[start of Input]
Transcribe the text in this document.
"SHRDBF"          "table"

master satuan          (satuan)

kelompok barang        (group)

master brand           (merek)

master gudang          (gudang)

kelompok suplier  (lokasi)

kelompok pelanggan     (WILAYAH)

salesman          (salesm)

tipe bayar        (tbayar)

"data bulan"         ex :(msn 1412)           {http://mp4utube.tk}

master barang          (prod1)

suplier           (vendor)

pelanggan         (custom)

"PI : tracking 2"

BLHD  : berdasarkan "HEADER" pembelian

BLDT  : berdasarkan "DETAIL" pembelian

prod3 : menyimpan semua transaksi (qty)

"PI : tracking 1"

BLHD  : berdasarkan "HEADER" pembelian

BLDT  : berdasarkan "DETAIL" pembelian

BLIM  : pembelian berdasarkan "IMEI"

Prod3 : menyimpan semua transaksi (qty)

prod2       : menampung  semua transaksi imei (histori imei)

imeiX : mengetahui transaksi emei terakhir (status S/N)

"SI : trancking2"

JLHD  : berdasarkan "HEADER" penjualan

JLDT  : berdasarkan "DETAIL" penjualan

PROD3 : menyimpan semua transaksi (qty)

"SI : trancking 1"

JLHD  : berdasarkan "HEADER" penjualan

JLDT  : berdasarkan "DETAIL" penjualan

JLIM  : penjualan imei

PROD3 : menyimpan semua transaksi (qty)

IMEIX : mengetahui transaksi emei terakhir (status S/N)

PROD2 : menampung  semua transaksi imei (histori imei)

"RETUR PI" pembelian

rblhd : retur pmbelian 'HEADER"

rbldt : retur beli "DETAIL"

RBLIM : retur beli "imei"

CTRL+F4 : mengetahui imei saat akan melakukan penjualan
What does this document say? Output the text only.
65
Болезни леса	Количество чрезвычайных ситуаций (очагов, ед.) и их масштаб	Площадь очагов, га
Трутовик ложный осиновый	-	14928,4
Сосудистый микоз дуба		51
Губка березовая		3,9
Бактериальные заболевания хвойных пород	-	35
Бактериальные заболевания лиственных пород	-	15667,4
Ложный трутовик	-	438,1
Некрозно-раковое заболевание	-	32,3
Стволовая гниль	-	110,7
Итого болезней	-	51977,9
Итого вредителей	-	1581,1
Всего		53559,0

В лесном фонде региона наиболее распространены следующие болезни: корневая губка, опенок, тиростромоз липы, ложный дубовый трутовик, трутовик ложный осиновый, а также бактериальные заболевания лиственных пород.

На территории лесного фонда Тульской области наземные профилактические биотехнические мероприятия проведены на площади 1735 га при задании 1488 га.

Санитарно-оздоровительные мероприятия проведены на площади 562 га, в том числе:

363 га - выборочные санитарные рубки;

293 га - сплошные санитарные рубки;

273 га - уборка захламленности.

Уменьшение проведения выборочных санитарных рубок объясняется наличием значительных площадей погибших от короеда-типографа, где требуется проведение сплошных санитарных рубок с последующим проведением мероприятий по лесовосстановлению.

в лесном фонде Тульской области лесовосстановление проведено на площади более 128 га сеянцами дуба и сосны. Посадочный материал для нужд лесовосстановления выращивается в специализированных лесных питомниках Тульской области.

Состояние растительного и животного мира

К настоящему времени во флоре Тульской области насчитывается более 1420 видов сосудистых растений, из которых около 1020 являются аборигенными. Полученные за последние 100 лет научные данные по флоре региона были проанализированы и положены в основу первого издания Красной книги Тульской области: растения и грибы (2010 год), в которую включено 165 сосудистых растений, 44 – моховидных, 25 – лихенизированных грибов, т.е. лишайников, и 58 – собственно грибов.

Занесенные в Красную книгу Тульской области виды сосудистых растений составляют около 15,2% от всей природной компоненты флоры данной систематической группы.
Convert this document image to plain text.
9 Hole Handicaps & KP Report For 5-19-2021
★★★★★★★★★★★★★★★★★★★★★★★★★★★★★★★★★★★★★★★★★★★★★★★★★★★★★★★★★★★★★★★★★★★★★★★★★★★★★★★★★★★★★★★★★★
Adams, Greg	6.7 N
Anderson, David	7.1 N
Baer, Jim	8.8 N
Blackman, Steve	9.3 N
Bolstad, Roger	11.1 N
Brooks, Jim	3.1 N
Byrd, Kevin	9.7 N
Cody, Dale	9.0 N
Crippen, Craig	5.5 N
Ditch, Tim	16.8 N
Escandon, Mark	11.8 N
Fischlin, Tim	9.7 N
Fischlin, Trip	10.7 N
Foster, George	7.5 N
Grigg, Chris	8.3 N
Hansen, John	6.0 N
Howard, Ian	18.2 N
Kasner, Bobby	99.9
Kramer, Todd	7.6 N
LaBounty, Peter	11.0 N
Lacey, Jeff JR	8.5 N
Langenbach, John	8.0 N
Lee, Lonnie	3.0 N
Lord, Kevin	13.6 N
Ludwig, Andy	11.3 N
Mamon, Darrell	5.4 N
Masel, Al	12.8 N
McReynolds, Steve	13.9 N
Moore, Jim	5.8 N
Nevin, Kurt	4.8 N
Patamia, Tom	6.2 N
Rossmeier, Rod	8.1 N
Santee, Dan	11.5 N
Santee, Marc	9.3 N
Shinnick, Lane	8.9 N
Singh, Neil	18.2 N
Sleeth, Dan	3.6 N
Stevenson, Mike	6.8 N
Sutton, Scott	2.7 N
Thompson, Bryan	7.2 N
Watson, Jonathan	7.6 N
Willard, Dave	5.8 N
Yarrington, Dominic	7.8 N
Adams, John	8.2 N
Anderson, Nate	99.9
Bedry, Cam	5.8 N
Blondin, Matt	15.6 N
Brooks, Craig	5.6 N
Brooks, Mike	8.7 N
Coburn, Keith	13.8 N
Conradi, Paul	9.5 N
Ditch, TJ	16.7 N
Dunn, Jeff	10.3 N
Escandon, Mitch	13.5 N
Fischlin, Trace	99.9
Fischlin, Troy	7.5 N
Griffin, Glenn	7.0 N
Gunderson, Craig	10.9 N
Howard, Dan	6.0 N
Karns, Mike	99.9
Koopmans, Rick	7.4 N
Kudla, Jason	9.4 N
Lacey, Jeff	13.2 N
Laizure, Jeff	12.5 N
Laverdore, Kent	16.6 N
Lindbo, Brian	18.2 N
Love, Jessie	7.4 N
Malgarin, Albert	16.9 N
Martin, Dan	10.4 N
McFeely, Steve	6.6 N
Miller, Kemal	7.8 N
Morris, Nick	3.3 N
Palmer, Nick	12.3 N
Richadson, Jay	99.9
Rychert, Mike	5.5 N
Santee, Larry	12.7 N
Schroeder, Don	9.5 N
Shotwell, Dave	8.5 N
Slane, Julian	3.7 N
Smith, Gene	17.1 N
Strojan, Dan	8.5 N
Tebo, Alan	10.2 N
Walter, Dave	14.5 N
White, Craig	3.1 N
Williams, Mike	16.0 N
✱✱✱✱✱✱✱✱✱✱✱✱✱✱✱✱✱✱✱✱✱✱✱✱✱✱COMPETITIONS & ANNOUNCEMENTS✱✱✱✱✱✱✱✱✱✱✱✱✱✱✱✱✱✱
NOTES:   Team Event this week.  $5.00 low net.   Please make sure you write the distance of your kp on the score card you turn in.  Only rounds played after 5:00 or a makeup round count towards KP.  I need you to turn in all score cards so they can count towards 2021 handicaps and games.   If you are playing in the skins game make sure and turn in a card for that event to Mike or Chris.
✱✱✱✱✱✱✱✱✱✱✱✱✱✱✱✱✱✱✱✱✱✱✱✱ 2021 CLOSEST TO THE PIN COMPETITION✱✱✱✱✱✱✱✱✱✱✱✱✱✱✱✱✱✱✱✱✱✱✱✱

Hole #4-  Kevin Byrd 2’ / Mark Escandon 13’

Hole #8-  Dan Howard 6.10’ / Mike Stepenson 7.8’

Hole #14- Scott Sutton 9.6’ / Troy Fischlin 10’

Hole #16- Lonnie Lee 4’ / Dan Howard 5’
[end of Input]
> _Stated problem_
Filter the entries down to the lines containing "master". Copy each of those lines.

> _Finished answer_
master satuan          (satuan)
master brand           (merek)
master gudang          (gudang)
master barang          (prod1)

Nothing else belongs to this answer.